## Begin Supplied data

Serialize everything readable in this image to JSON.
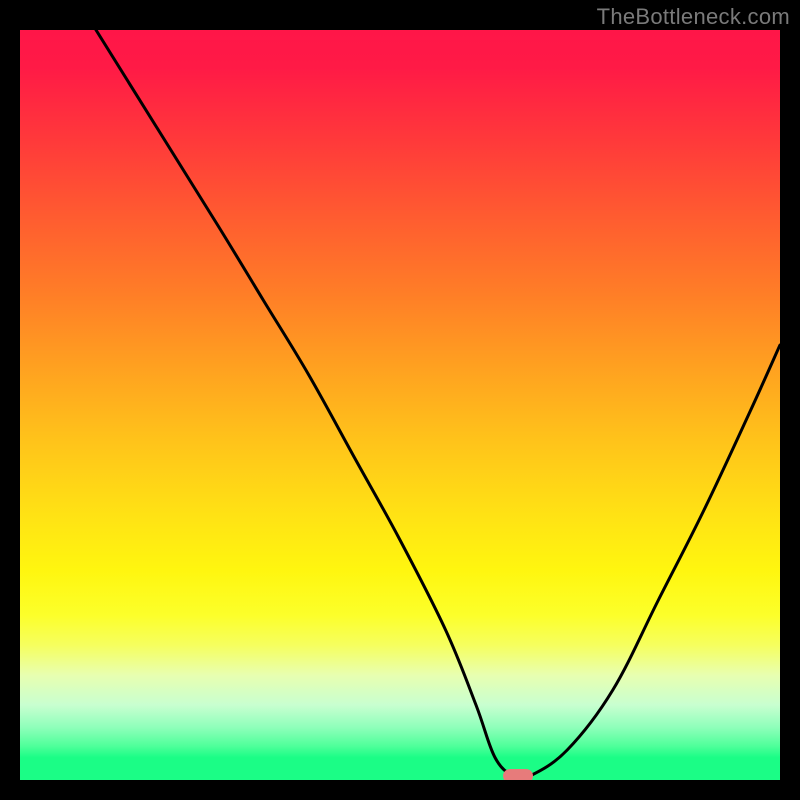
{
  "watermark": "TheBottleneck.com",
  "chart_data": {
    "type": "line",
    "title": "",
    "xlabel": "",
    "ylabel": "",
    "xlim": [
      0,
      100
    ],
    "ylim": [
      0,
      100
    ],
    "grid": false,
    "legend": "none",
    "series": [
      {
        "name": "bottleneck-curve",
        "x": [
          10,
          18,
          26,
          32,
          38,
          44,
          50,
          56,
          60,
          62.5,
          65,
          67,
          72,
          78,
          84,
          90,
          96,
          100
        ],
        "values": [
          100,
          87,
          74,
          64,
          54,
          43,
          32,
          20,
          10,
          3,
          0.5,
          0.5,
          4,
          12,
          24,
          36,
          49,
          58
        ]
      }
    ],
    "marker": {
      "name": "optimal-point",
      "x": 65.5,
      "y": 0.5,
      "color": "#e77b7b"
    },
    "background_gradient": {
      "top": "#ff1648",
      "mid": "#ffe314",
      "bottom": "#1bfd86"
    }
  }
}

## End Supplied data

Exercise details: Except for the pictures, give all the material above again verbatim.

Exercise output:
Serialize everything readable in this image to JSON.
{
  "watermark": "TheBottleneck.com",
  "chart_data": {
    "type": "line",
    "title": "",
    "xlabel": "",
    "ylabel": "",
    "xlim": [
      0,
      100
    ],
    "ylim": [
      0,
      100
    ],
    "grid": false,
    "legend": "none",
    "series": [
      {
        "name": "bottleneck-curve",
        "x": [
          10,
          18,
          26,
          32,
          38,
          44,
          50,
          56,
          60,
          62.5,
          65,
          67,
          72,
          78,
          84,
          90,
          96,
          100
        ],
        "values": [
          100,
          87,
          74,
          64,
          54,
          43,
          32,
          20,
          10,
          3,
          0.5,
          0.5,
          4,
          12,
          24,
          36,
          49,
          58
        ]
      }
    ],
    "marker": {
      "name": "optimal-point",
      "x": 65.5,
      "y": 0.5,
      "color": "#e77b7b"
    },
    "background_gradient": {
      "top": "#ff1648",
      "mid": "#ffe314",
      "bottom": "#1bfd86"
    }
  }
}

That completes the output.